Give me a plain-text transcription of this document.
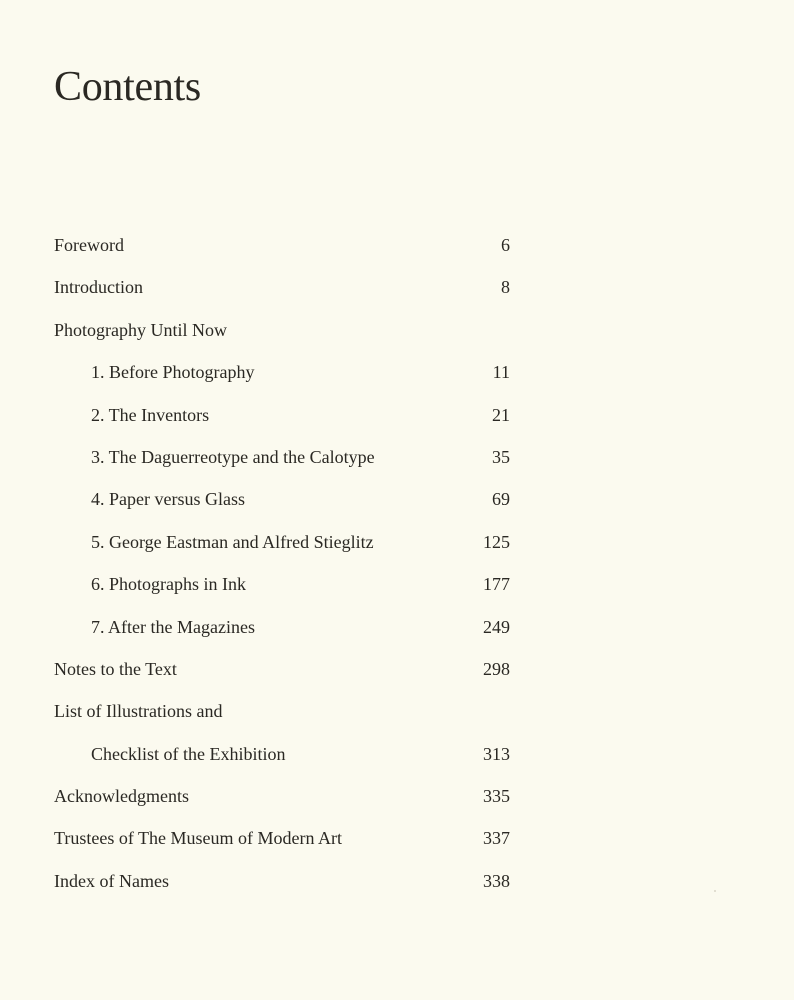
Contents
Foreword	6
Introduction	8
Photography Until Now
1. Before Photography	11
2. The Inventors	21
3. The Daguerreotype and the Calotype	35
4. Paper versus Glass	69
5. George Eastman and Alfred Stieglitz	125
6. Photographs in Ink	177
7. After the Magazines	249
Notes to the Text	298
List of Illustrations and
Checklist of the Exhibition	313
Acknowledgments	335
Trustees of The Museum of Modern Art	337
Index of Names	338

* * * * *

#### WHAT IS ASKED
Strip out the pictures and quote the remaining data word for word.

#### CORRECT OUTPUT
Give me a plain-text transcription of this document.
Contents
Foreword	6
Introduction	8
Photography Until Now
1. Before Photography	11
2. The Inventors	21
3. The Daguerreotype and the Calotype	35
4. Paper versus Glass	69
5. George Eastman and Alfred Stieglitz	125
6. Photographs in Ink	177
7. After the Magazines	249
Notes to the Text	298
List of Illustrations and
Checklist of the Exhibition	313
Acknowledgments	335
Trustees of The Museum of Modern Art	337
Index of Names	338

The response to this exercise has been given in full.